◆ Task statement
Each of the entries should be retyped precisely as it appears.

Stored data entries
- - -

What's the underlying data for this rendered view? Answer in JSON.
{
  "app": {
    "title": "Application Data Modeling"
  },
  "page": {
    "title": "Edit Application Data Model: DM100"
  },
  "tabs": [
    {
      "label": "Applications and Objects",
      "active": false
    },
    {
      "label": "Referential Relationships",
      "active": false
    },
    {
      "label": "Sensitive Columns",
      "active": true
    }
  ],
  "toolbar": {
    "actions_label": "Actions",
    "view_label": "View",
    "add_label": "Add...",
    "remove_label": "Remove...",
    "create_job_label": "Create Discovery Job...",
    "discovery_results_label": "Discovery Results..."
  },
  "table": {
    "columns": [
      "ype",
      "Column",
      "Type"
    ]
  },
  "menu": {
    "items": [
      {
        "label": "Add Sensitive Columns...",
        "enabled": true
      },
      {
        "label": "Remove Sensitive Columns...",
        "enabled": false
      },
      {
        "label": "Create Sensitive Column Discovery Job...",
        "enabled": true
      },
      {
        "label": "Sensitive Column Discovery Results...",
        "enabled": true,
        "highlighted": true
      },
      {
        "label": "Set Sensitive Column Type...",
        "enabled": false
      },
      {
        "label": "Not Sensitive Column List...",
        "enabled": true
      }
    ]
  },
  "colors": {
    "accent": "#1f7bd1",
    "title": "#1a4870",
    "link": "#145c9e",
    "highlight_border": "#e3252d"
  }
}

- - -

◆ In response
What's the underlying data for this rendered view? Answer in JSON.
{
  "app": {
    "title": "Application Data Modeling"
  },
  "page": {
    "title": "Edit Application Data Model: DM100"
  },
  "tabs": [
    {
      "label": "Applications and Objects",
      "active": false
    },
    {
      "label": "Referential Relationships",
      "active": false
    },
    {
      "label": "Sensitive Columns",
      "active": true
    }
  ],
  "toolbar": {
    "actions_label": "Actions",
    "view_label": "View",
    "add_label": "Add...",
    "remove_label": "Remove...",
    "create_job_label": "Create Discovery Job...",
    "discovery_results_label": "Discovery Results..."
  },
  "table": {
    "columns": [
      "ype",
      "Column",
      "Type"
    ]
  },
  "menu": {
    "items": [
      {
        "label": "Add Sensitive Columns...",
        "enabled": true
      },
      {
        "label": "Remove Sensitive Columns...",
        "enabled": false
      },
      {
        "label": "Create Sensitive Column Discovery Job...",
        "enabled": true
      },
      {
        "label": "Sensitive Column Discovery Results...",
        "enabled": true,
        "highlighted": true
      },
      {
        "label": "Set Sensitive Column Type...",
        "enabled": false
      },
      {
        "label": "Not Sensitive Column List...",
        "enabled": true
      }
    ]
  },
  "colors": {
    "accent": "#1f7bd1",
    "title": "#1a4870",
    "link": "#145c9e",
    "highlight_border": "#e3252d"
  }
}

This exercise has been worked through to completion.